Problem to solve:
Please report every line from the material that contains the word "position".

Records shown:
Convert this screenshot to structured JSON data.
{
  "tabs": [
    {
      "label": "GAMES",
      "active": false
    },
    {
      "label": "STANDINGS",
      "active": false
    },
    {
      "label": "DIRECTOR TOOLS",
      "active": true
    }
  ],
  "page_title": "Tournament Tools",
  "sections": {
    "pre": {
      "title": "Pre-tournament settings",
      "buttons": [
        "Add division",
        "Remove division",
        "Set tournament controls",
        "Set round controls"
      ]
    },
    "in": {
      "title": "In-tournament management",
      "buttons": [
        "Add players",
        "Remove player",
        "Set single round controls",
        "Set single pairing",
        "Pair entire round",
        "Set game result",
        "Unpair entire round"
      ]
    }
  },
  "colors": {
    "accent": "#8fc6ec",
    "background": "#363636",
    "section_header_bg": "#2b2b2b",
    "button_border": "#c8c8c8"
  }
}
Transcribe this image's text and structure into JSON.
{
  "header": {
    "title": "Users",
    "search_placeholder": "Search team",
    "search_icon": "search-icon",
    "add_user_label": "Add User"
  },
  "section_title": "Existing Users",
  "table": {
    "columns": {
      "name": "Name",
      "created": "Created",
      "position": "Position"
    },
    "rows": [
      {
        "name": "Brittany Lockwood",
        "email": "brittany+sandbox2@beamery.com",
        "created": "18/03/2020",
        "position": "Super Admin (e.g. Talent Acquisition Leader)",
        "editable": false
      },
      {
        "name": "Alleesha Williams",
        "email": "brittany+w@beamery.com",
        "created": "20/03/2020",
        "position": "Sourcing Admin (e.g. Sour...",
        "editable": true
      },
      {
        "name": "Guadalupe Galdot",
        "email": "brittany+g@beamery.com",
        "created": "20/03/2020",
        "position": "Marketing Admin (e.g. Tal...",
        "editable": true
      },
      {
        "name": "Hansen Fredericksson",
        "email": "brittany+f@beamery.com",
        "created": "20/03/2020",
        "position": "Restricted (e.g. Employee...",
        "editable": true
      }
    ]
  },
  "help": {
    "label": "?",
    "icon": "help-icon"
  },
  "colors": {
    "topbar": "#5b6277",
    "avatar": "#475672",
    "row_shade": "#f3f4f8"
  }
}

Task solution:
      "position": "Position"
        "position": "Super Admin (e.g. Talent Acquisition Leader)",
        "position": "Sourcing Admin (e.g. Sour...",
        "position": "Marketing Admin (e.g. Tal...",
        "position": "Restricted (e.g. Employee...",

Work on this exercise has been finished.